● Directions
The entries below are to be transcribed in full, without their images.

==================================================

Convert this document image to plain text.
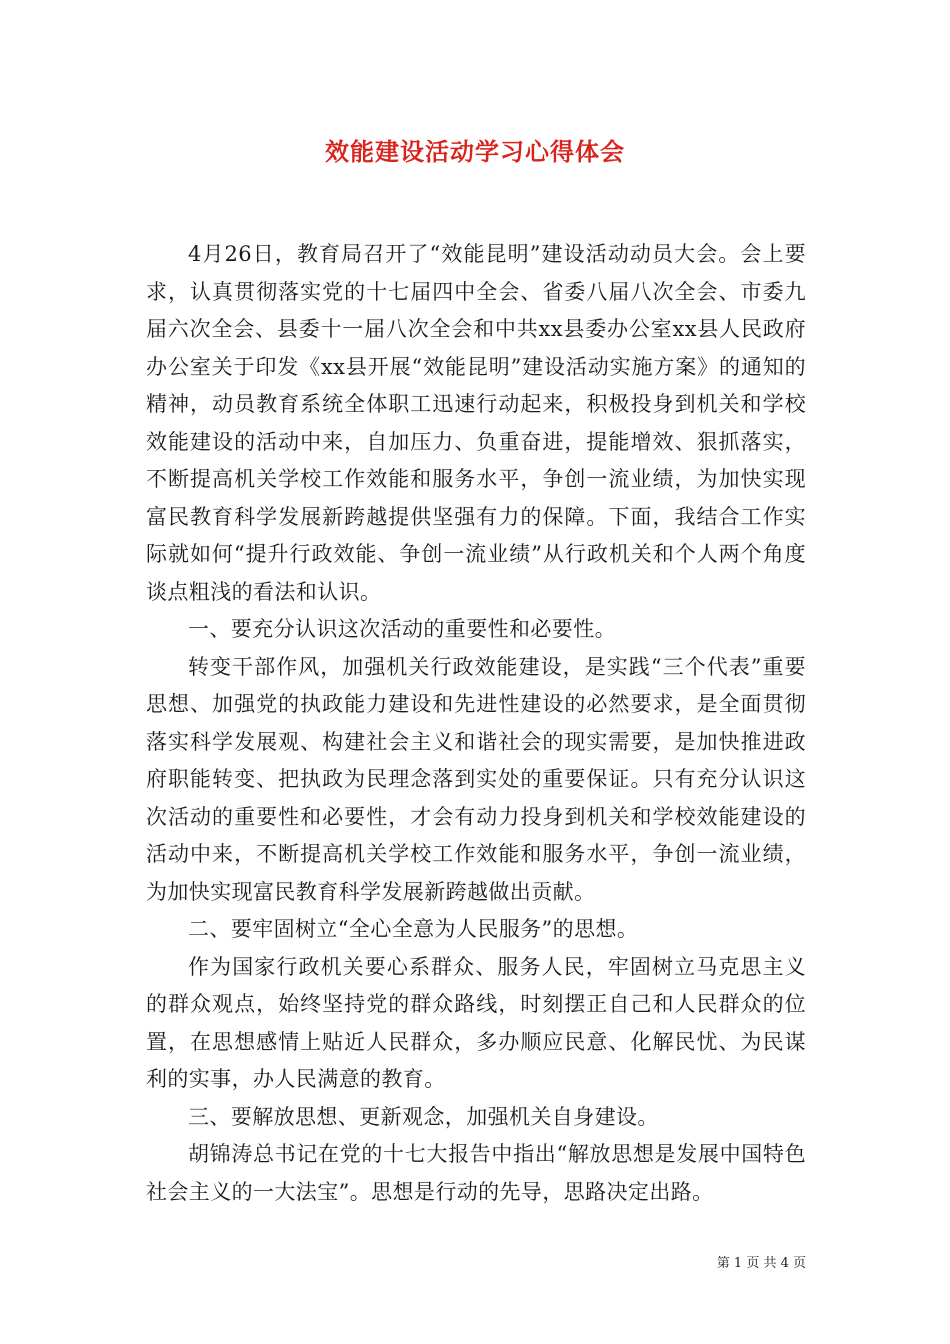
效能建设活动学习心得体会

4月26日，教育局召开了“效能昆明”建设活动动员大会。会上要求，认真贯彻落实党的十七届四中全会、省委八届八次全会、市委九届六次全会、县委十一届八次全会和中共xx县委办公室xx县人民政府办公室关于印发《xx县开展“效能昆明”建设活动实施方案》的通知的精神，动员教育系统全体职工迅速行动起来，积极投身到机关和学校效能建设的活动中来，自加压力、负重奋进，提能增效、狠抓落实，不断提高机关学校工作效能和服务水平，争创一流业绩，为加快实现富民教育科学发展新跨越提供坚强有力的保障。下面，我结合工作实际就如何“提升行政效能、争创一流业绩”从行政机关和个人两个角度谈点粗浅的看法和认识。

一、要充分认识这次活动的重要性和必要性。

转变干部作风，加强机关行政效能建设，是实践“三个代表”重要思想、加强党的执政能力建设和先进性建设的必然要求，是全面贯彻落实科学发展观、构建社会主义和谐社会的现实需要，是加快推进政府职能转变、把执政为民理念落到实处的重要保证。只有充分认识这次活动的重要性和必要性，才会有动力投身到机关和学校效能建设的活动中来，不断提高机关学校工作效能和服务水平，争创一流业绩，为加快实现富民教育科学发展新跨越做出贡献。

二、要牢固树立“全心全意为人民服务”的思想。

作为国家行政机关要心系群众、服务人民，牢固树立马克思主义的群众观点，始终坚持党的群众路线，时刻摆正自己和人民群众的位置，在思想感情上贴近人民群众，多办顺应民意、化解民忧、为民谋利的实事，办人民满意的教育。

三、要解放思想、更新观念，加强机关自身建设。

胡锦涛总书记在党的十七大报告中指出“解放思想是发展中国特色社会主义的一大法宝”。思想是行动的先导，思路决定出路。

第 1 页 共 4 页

==================================================

● Written answer
Convert this document image to plain text.
效能建设活动学习心得体会

4月26日，教育局召开了“效能昆明”建设活动动员大会。会上要求，认真贯彻落实党的十七届四中全会、省委八届八次全会、市委九届六次全会、县委十一届八次全会和中共xx县委办公室xx县人民政府办公室关于印发《xx县开展“效能昆明”建设活动实施方案》的通知的精神，动员教育系统全体职工迅速行动起来，积极投身到机关和学校效能建设的活动中来，自加压力、负重奋进，提能增效、狠抓落实，不断提高机关学校工作效能和服务水平，争创一流业绩，为加快实现富民教育科学发展新跨越提供坚强有力的保障。下面，我结合工作实际就如何“提升行政效能、争创一流业绩”从行政机关和个人两个角度谈点粗浅的看法和认识。

一、要充分认识这次活动的重要性和必要性。

转变干部作风，加强机关行政效能建设，是实践“三个代表”重要思想、加强党的执政能力建设和先进性建设的必然要求，是全面贯彻落实科学发展观、构建社会主义和谐社会的现实需要，是加快推进政府职能转变、把执政为民理念落到实处的重要保证。只有充分认识这次活动的重要性和必要性，才会有动力投身到机关和学校效能建设的活动中来，不断提高机关学校工作效能和服务水平，争创一流业绩，为加快实现富民教育科学发展新跨越做出贡献。

二、要牢固树立“全心全意为人民服务”的思想。

作为国家行政机关要心系群众、服务人民，牢固树立马克思主义的群众观点，始终坚持党的群众路线，时刻摆正自己和人民群众的位置，在思想感情上贴近人民群众，多办顺应民意、化解民忧、为民谋利的实事，办人民满意的教育。

三、要解放思想、更新观念，加强机关自身建设。

胡锦涛总书记在党的十七大报告中指出“解放思想是发展中国特色社会主义的一大法宝”。思想是行动的先导，思路决定出路。

第 1 页 共 4 页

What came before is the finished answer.